EXERCISE DETAILS: Pictures stay out; everything else in the records below is copied exactly.

[Data entries for graphics]
_ _ _ _ _ _ _

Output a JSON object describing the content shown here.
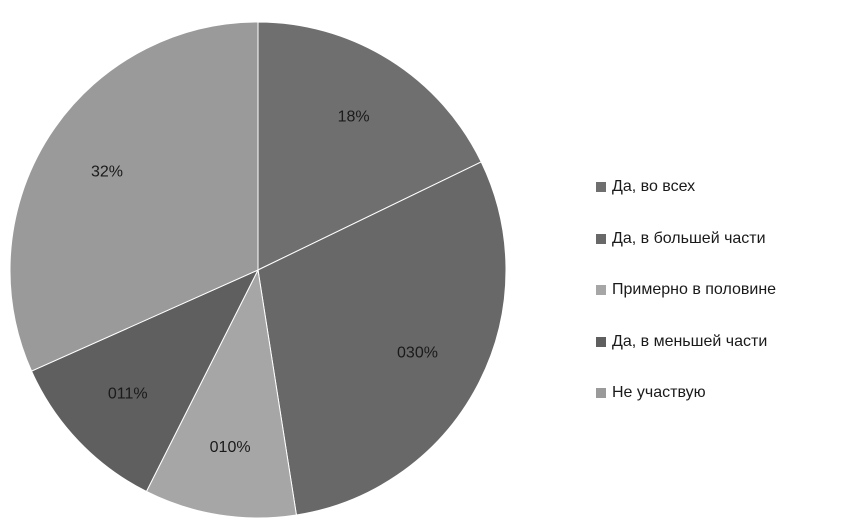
{
  "chart_data": {
    "type": "pie",
    "title": "",
    "slices": [
      {
        "legend": "Да, во всех",
        "label": "18%",
        "value": 18,
        "color": "#6f6f6f"
      },
      {
        "legend": "Да, в большей части",
        "label": "030%",
        "value": 30,
        "color": "#686868"
      },
      {
        "legend": "Примерно в половине",
        "label": "010%",
        "value": 10,
        "color": "#a6a6a6"
      },
      {
        "legend": "Да, в меньшей части",
        "label": "011%",
        "value": 11,
        "color": "#5f5f5f"
      },
      {
        "legend": "Не участвую",
        "label": "32%",
        "value": 32,
        "color": "#9a9a9a"
      }
    ],
    "start_angle": "12 o'clock",
    "direction": "clockwise",
    "legend_position": "right"
  }
}
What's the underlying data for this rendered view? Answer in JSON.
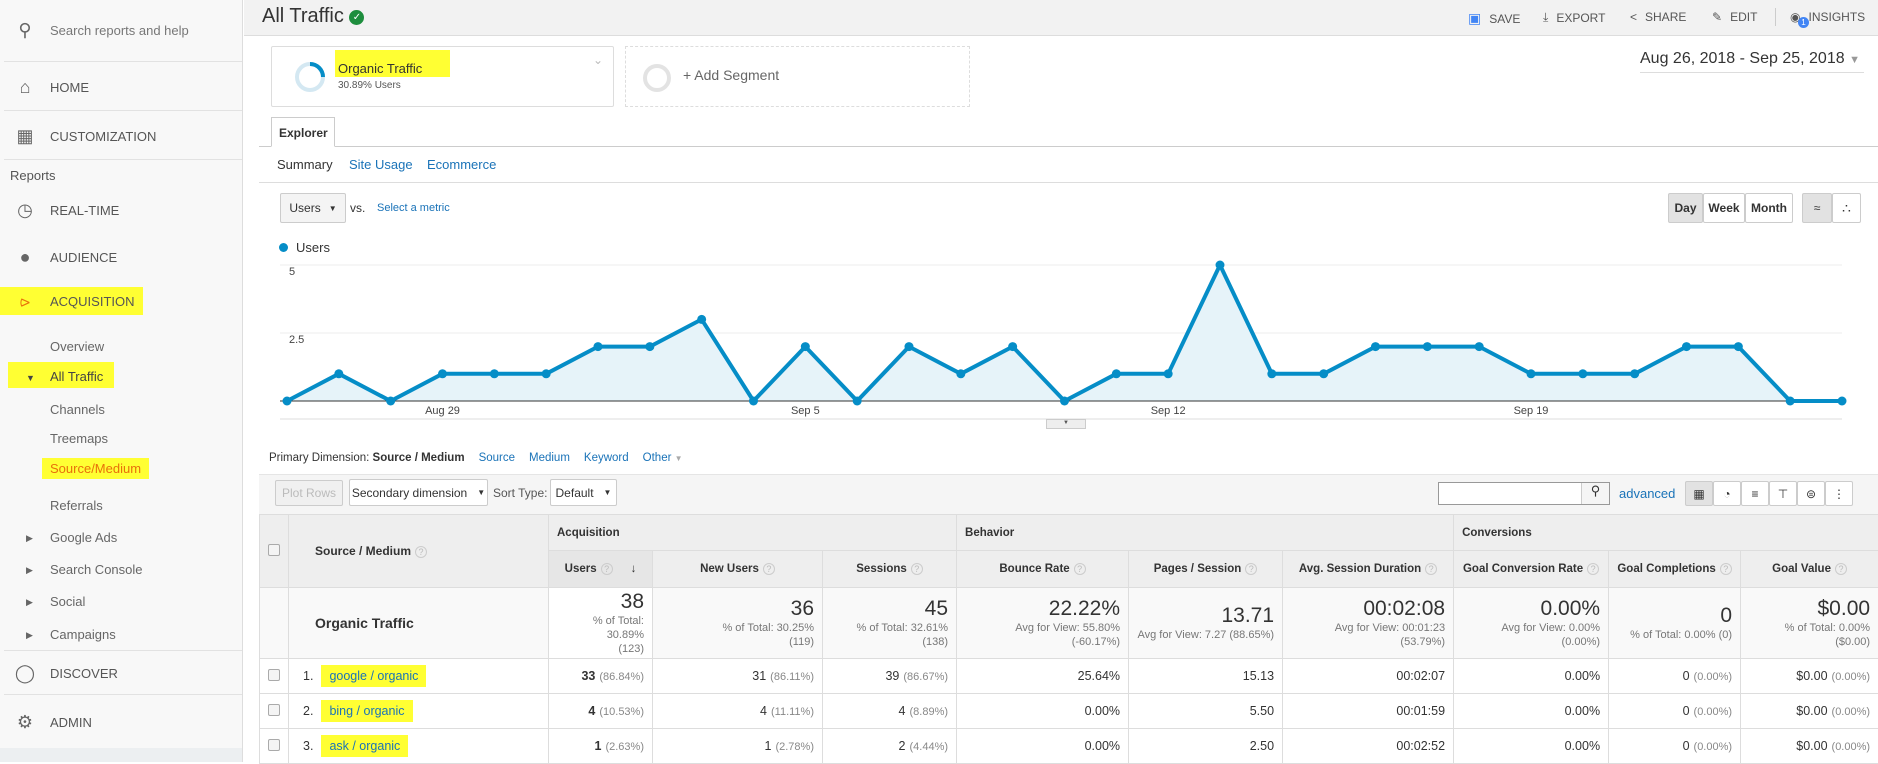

_ _ _ _ _ _ _

TASK RESPONSE:
Output a JSON object describing the content shown here.
{
  "chart_data": {
    "type": "pie",
    "title": "",
    "slices": [
      {
        "legend": "Да, во всех",
        "label": "18%",
        "value": 18,
        "color": "#6f6f6f"
      },
      {
        "legend": "Да, в большей части",
        "label": "030%",
        "value": 30,
        "color": "#686868"
      },
      {
        "legend": "Примерно в половине",
        "label": "010%",
        "value": 10,
        "color": "#a6a6a6"
      },
      {
        "legend": "Да, в меньшей части",
        "label": "011%",
        "value": 11,
        "color": "#5f5f5f"
      },
      {
        "legend": "Не участвую",
        "label": "32%",
        "value": 32,
        "color": "#9a9a9a"
      }
    ],
    "start_angle": "12 o'clock",
    "direction": "clockwise",
    "legend_position": "right"
  }
}
What's the underlying data for this rendered view? Answer in JSON.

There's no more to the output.